▸ WHAT THE EXERCISE ASKS
From the material below, list every line containing "frac".

▸ ENTRIES
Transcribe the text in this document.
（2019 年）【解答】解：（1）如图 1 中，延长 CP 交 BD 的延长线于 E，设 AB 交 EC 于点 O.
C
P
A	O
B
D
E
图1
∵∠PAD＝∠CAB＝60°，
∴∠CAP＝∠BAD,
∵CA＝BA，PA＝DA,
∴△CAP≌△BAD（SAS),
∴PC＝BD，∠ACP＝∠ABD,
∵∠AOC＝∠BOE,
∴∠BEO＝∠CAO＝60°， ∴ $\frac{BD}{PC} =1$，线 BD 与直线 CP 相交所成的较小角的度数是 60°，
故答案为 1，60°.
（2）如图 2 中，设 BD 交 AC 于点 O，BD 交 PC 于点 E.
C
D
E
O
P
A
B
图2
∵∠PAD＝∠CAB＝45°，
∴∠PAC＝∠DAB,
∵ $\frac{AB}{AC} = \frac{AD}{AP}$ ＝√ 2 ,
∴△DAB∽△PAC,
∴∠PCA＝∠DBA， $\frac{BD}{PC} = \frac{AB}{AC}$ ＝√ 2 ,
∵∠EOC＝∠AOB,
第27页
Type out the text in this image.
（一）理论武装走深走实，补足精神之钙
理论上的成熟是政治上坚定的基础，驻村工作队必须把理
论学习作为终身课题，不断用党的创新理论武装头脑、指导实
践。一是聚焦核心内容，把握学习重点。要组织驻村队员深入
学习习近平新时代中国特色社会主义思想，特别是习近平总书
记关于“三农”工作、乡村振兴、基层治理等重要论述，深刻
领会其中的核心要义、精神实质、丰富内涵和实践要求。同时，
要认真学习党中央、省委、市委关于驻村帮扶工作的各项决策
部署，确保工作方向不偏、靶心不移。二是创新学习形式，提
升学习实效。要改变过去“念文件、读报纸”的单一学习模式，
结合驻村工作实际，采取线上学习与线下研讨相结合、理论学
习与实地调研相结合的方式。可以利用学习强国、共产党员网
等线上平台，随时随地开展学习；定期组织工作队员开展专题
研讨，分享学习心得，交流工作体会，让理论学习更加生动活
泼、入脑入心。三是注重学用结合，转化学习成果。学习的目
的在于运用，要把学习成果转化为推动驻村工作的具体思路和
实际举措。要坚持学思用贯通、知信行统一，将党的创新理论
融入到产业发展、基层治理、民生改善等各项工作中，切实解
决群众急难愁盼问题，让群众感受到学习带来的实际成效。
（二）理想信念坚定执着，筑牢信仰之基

▸ THE RESULT
∴∠BEO＝∠CAO＝60°， ∴ $\frac{BD}{PC} =1$，线 BD 与直线 CP 相交所成的较小角的度数是 60°，
∵ $\frac{AB}{AC} = \frac{AD}{AP}$ ＝√ 2 ,
∴∠PCA＝∠DBA， $\frac{BD}{PC} = \frac{AB}{AC}$ ＝√ 2 ,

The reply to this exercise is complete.